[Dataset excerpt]
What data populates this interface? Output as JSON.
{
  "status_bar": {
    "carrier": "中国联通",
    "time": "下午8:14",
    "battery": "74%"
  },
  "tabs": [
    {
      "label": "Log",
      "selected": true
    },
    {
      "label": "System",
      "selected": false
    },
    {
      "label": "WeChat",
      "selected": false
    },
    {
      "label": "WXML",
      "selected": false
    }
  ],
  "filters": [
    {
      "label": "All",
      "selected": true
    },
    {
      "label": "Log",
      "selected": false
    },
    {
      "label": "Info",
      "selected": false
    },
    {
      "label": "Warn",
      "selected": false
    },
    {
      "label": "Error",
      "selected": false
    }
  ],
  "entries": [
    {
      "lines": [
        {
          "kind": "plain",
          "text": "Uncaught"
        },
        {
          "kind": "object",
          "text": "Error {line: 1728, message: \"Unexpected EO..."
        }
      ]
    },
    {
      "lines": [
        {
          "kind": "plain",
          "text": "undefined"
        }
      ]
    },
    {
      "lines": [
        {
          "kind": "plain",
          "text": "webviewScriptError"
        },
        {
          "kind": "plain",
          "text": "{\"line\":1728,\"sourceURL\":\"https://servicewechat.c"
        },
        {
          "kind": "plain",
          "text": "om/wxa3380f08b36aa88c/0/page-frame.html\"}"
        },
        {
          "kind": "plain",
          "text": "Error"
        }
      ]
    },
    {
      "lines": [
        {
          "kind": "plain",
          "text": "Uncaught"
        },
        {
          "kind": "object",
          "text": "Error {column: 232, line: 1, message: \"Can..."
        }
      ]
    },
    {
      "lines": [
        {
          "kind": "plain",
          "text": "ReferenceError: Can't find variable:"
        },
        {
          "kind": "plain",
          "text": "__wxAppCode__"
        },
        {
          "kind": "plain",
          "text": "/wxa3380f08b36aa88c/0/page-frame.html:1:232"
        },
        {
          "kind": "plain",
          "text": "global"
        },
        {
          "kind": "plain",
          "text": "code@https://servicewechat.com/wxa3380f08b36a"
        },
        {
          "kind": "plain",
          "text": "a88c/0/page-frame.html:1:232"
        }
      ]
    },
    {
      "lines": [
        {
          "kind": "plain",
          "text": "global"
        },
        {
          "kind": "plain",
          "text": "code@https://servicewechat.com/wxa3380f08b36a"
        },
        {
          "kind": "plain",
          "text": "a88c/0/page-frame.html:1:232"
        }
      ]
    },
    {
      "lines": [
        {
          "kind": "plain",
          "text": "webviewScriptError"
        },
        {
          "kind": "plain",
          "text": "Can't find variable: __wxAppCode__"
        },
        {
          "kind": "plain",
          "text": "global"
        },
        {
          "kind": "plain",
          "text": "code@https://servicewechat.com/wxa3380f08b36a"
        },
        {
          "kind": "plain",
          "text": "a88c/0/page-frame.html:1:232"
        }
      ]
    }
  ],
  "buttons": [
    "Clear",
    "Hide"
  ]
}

YOUR GOAL
Go through the data and return every record exactly.

FINISHED TASK
What data populates this interface? Output as JSON.
{
  "status_bar": {
    "carrier": "中国联通",
    "time": "下午8:14",
    "battery": "74%"
  },
  "tabs": [
    {
      "label": "Log",
      "selected": true
    },
    {
      "label": "System",
      "selected": false
    },
    {
      "label": "WeChat",
      "selected": false
    },
    {
      "label": "WXML",
      "selected": false
    }
  ],
  "filters": [
    {
      "label": "All",
      "selected": true
    },
    {
      "label": "Log",
      "selected": false
    },
    {
      "label": "Info",
      "selected": false
    },
    {
      "label": "Warn",
      "selected": false
    },
    {
      "label": "Error",
      "selected": false
    }
  ],
  "entries": [
    {
      "lines": [
        {
          "kind": "plain",
          "text": "Uncaught"
        },
        {
          "kind": "object",
          "text": "Error {line: 1728, message: \"Unexpected EO..."
        }
      ]
    },
    {
      "lines": [
        {
          "kind": "plain",
          "text": "undefined"
        }
      ]
    },
    {
      "lines": [
        {
          "kind": "plain",
          "text": "webviewScriptError"
        },
        {
          "kind": "plain",
          "text": "{\"line\":1728,\"sourceURL\":\"https://servicewechat.c"
        },
        {
          "kind": "plain",
          "text": "om/wxa3380f08b36aa88c/0/page-frame.html\"}"
        },
        {
          "kind": "plain",
          "text": "Error"
        }
      ]
    },
    {
      "lines": [
        {
          "kind": "plain",
          "text": "Uncaught"
        },
        {
          "kind": "object",
          "text": "Error {column: 232, line: 1, message: \"Can..."
        }
      ]
    },
    {
      "lines": [
        {
          "kind": "plain",
          "text": "ReferenceError: Can't find variable:"
        },
        {
          "kind": "plain",
          "text": "__wxAppCode__"
        },
        {
          "kind": "plain",
          "text": "/wxa3380f08b36aa88c/0/page-frame.html:1:232"
        },
        {
          "kind": "plain",
          "text": "global"
        },
        {
          "kind": "plain",
          "text": "code@https://servicewechat.com/wxa3380f08b36a"
        },
        {
          "kind": "plain",
          "text": "a88c/0/page-frame.html:1:232"
        }
      ]
    },
    {
      "lines": [
        {
          "kind": "plain",
          "text": "global"
        },
        {
          "kind": "plain",
          "text": "code@https://servicewechat.com/wxa3380f08b36a"
        },
        {
          "kind": "plain",
          "text": "a88c/0/page-frame.html:1:232"
        }
      ]
    },
    {
      "lines": [
        {
          "kind": "plain",
          "text": "webviewScriptError"
        },
        {
          "kind": "plain",
          "text": "Can't find variable: __wxAppCode__"
        },
        {
          "kind": "plain",
          "text": "global"
        },
        {
          "kind": "plain",
          "text": "code@https://servicewechat.com/wxa3380f08b36a"
        },
        {
          "kind": "plain",
          "text": "a88c/0/page-frame.html:1:232"
        }
      ]
    }
  ],
  "buttons": [
    "Clear",
    "Hide"
  ]
}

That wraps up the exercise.